__THE REQUEST__. Are you able to retype all the records below exactly?

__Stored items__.
┏━━
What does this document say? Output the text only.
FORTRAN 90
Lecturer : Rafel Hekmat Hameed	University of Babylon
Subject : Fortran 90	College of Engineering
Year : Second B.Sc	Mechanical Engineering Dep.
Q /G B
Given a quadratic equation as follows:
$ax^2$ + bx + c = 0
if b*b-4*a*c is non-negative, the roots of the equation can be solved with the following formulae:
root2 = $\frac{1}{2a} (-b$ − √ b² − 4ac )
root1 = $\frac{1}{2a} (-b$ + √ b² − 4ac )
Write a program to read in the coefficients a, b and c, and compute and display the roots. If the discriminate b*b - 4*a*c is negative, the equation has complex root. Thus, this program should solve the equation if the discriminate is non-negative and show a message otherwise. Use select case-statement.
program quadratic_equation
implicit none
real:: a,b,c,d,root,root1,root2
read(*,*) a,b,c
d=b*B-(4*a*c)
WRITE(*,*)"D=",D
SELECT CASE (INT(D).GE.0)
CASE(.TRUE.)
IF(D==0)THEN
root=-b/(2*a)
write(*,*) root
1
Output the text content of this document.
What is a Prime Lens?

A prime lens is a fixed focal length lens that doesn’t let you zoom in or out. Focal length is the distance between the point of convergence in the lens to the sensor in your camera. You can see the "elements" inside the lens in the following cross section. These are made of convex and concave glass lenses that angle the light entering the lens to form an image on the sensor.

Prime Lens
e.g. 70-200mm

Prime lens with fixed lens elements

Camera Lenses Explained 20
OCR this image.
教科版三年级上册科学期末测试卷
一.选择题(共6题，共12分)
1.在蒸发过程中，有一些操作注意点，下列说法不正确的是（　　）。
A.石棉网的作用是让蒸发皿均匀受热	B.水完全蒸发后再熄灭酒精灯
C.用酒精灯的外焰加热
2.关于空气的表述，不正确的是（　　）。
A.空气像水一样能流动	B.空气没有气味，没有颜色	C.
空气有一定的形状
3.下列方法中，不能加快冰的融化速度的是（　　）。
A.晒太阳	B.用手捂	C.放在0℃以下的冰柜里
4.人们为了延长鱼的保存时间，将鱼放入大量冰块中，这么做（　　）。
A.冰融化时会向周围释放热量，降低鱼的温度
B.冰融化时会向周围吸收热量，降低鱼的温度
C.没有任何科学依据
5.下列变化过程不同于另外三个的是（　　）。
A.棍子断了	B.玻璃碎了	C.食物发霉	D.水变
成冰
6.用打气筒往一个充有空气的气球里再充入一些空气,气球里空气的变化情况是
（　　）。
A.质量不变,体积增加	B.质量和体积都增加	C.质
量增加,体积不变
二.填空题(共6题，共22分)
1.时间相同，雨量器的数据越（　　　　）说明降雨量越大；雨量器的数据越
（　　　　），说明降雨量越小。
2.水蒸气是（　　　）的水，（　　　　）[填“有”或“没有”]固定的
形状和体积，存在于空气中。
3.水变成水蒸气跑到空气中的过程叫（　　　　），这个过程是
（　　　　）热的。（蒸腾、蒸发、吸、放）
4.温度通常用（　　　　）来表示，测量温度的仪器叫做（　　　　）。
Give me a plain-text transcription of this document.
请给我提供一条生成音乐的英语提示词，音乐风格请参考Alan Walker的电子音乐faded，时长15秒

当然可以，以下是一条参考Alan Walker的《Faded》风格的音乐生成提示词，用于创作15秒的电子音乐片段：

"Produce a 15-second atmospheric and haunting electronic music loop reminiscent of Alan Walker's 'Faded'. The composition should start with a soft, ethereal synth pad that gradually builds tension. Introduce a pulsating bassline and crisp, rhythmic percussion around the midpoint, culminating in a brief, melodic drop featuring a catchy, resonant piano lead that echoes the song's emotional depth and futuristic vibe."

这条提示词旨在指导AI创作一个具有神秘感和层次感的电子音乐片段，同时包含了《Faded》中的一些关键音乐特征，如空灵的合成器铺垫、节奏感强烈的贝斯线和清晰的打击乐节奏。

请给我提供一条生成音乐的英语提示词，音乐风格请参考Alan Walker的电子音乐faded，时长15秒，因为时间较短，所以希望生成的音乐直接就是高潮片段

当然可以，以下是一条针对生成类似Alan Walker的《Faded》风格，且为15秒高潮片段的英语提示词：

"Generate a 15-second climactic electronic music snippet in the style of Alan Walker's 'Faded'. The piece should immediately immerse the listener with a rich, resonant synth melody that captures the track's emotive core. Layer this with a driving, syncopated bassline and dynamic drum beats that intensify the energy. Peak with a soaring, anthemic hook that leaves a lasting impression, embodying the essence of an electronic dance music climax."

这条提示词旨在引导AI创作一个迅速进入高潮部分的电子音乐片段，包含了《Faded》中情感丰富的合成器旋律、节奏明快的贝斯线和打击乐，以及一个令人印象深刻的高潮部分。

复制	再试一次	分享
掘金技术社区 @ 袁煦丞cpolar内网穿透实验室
┗━━
__TASK SOLUTION__.
What does this document say? Output the text only.
FORTRAN 90
Lecturer : Rafel Hekmat Hameed	University of Babylon
Subject : Fortran 90	College of Engineering
Year : Second B.Sc	Mechanical Engineering Dep.
Q /G B
Given a quadratic equation as follows:
$ax^2$ + bx + c = 0
if b*b-4*a*c is non-negative, the roots of the equation can be solved with the following formulae:
root2 = $\frac{1}{2a} (-b$ − √ b² − 4ac )
root1 = $\frac{1}{2a} (-b$ + √ b² − 4ac )
Write a program to read in the coefficients a, b and c, and compute and display the roots. If the discriminate b*b - 4*a*c is negative, the equation has complex root. Thus, this program should solve the equation if the discriminate is non-negative and show a message otherwise. Use select case-statement.
program quadratic_equation
implicit none
real:: a,b,c,d,root,root1,root2
read(*,*) a,b,c
d=b*B-(4*a*c)
WRITE(*,*)"D=",D
SELECT CASE (INT(D).GE.0)
CASE(.TRUE.)
IF(D==0)THEN
root=-b/(2*a)
write(*,*) root
1
Output the text content of this document.
What is a Prime Lens?

A prime lens is a fixed focal length lens that doesn’t let you zoom in or out. Focal length is the distance between the point of convergence in the lens to the sensor in your camera. You can see the "elements" inside the lens in the following cross section. These are made of convex and concave glass lenses that angle the light entering the lens to form an image on the sensor.

Prime Lens
e.g. 70-200mm

Prime lens with fixed lens elements

Camera Lenses Explained 20
OCR this image.
教科版三年级上册科学期末测试卷
一.选择题(共6题，共12分)
1.在蒸发过程中，有一些操作注意点，下列说法不正确的是（　　）。
A.石棉网的作用是让蒸发皿均匀受热	B.水完全蒸发后再熄灭酒精灯
C.用酒精灯的外焰加热
2.关于空气的表述，不正确的是（　　）。
A.空气像水一样能流动	B.空气没有气味，没有颜色	C.
空气有一定的形状
3.下列方法中，不能加快冰的融化速度的是（　　）。
A.晒太阳	B.用手捂	C.放在0℃以下的冰柜里
4.人们为了延长鱼的保存时间，将鱼放入大量冰块中，这么做（　　）。
A.冰融化时会向周围释放热量，降低鱼的温度
B.冰融化时会向周围吸收热量，降低鱼的温度
C.没有任何科学依据
5.下列变化过程不同于另外三个的是（　　）。
A.棍子断了	B.玻璃碎了	C.食物发霉	D.水变
成冰
6.用打气筒往一个充有空气的气球里再充入一些空气,气球里空气的变化情况是
（　　）。
A.质量不变,体积增加	B.质量和体积都增加	C.质
量增加,体积不变
二.填空题(共6题，共22分)
1.时间相同，雨量器的数据越（　　　　）说明降雨量越大；雨量器的数据越
（　　　　），说明降雨量越小。
2.水蒸气是（　　　）的水，（　　　　）[填“有”或“没有”]固定的
形状和体积，存在于空气中。
3.水变成水蒸气跑到空气中的过程叫（　　　　），这个过程是
（　　　　）热的。（蒸腾、蒸发、吸、放）
4.温度通常用（　　　　）来表示，测量温度的仪器叫做（　　　　）。
Give me a plain-text transcription of this document.
请给我提供一条生成音乐的英语提示词，音乐风格请参考Alan Walker的电子音乐faded，时长15秒

当然可以，以下是一条参考Alan Walker的《Faded》风格的音乐生成提示词，用于创作15秒的电子音乐片段：

"Produce a 15-second atmospheric and haunting electronic music loop reminiscent of Alan Walker's 'Faded'. The composition should start with a soft, ethereal synth pad that gradually builds tension. Introduce a pulsating bassline and crisp, rhythmic percussion around the midpoint, culminating in a brief, melodic drop featuring a catchy, resonant piano lead that echoes the song's emotional depth and futuristic vibe."

这条提示词旨在指导AI创作一个具有神秘感和层次感的电子音乐片段，同时包含了《Faded》中的一些关键音乐特征，如空灵的合成器铺垫、节奏感强烈的贝斯线和清晰的打击乐节奏。

请给我提供一条生成音乐的英语提示词，音乐风格请参考Alan Walker的电子音乐faded，时长15秒，因为时间较短，所以希望生成的音乐直接就是高潮片段

当然可以，以下是一条针对生成类似Alan Walker的《Faded》风格，且为15秒高潮片段的英语提示词：

"Generate a 15-second climactic electronic music snippet in the style of Alan Walker's 'Faded'. The piece should immediately immerse the listener with a rich, resonant synth melody that captures the track's emotive core. Layer this with a driving, syncopated bassline and dynamic drum beats that intensify the energy. Peak with a soaring, anthemic hook that leaves a lasting impression, embodying the essence of an electronic dance music climax."

这条提示词旨在引导AI创作一个迅速进入高潮部分的电子音乐片段，包含了《Faded》中情感丰富的合成器旋律、节奏明快的贝斯线和打击乐，以及一个令人印象深刻的高潮部分。

复制	再试一次	分享
掘金技术社区 @ 袁煦丞cpolar内网穿透实验室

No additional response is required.